Data items:
- - - -

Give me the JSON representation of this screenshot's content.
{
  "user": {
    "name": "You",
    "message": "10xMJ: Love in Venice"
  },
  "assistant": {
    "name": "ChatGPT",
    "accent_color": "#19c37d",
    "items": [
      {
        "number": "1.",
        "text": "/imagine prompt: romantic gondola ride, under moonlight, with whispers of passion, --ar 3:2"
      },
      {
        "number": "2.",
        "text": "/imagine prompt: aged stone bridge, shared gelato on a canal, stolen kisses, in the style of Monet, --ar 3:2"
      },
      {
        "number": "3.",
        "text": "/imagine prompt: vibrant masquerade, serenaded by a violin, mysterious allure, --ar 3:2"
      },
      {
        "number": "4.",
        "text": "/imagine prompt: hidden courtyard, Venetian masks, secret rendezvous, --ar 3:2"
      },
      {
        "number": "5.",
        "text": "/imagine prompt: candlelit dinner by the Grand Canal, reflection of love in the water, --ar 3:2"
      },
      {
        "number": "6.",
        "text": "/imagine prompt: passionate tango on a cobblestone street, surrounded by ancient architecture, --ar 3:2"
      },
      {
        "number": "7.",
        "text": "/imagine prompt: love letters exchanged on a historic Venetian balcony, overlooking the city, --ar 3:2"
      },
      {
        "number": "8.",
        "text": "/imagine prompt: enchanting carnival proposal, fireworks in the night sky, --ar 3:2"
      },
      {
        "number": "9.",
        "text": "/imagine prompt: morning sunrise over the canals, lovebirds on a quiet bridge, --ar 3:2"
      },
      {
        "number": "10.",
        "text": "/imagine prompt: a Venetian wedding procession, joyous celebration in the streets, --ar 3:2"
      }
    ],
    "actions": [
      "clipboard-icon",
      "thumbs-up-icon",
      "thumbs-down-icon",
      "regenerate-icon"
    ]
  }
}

- - - -

*SHORT TASK*:
Your task is to repeat every line exactly.

*SOLUTION TO THIS EXERCISE*:
Give me the JSON representation of this screenshot's content.
{
  "user": {
    "name": "You",
    "message": "10xMJ: Love in Venice"
  },
  "assistant": {
    "name": "ChatGPT",
    "accent_color": "#19c37d",
    "items": [
      {
        "number": "1.",
        "text": "/imagine prompt: romantic gondola ride, under moonlight, with whispers of passion, --ar 3:2"
      },
      {
        "number": "2.",
        "text": "/imagine prompt: aged stone bridge, shared gelato on a canal, stolen kisses, in the style of Monet, --ar 3:2"
      },
      {
        "number": "3.",
        "text": "/imagine prompt: vibrant masquerade, serenaded by a violin, mysterious allure, --ar 3:2"
      },
      {
        "number": "4.",
        "text": "/imagine prompt: hidden courtyard, Venetian masks, secret rendezvous, --ar 3:2"
      },
      {
        "number": "5.",
        "text": "/imagine prompt: candlelit dinner by the Grand Canal, reflection of love in the water, --ar 3:2"
      },
      {
        "number": "6.",
        "text": "/imagine prompt: passionate tango on a cobblestone street, surrounded by ancient architecture, --ar 3:2"
      },
      {
        "number": "7.",
        "text": "/imagine prompt: love letters exchanged on a historic Venetian balcony, overlooking the city, --ar 3:2"
      },
      {
        "number": "8.",
        "text": "/imagine prompt: enchanting carnival proposal, fireworks in the night sky, --ar 3:2"
      },
      {
        "number": "9.",
        "text": "/imagine prompt: morning sunrise over the canals, lovebirds on a quiet bridge, --ar 3:2"
      },
      {
        "number": "10.",
        "text": "/imagine prompt: a Venetian wedding procession, joyous celebration in the streets, --ar 3:2"
      }
    ],
    "actions": [
      "clipboard-icon",
      "thumbs-up-icon",
      "thumbs-down-icon",
      "regenerate-icon"
    ]
  }
}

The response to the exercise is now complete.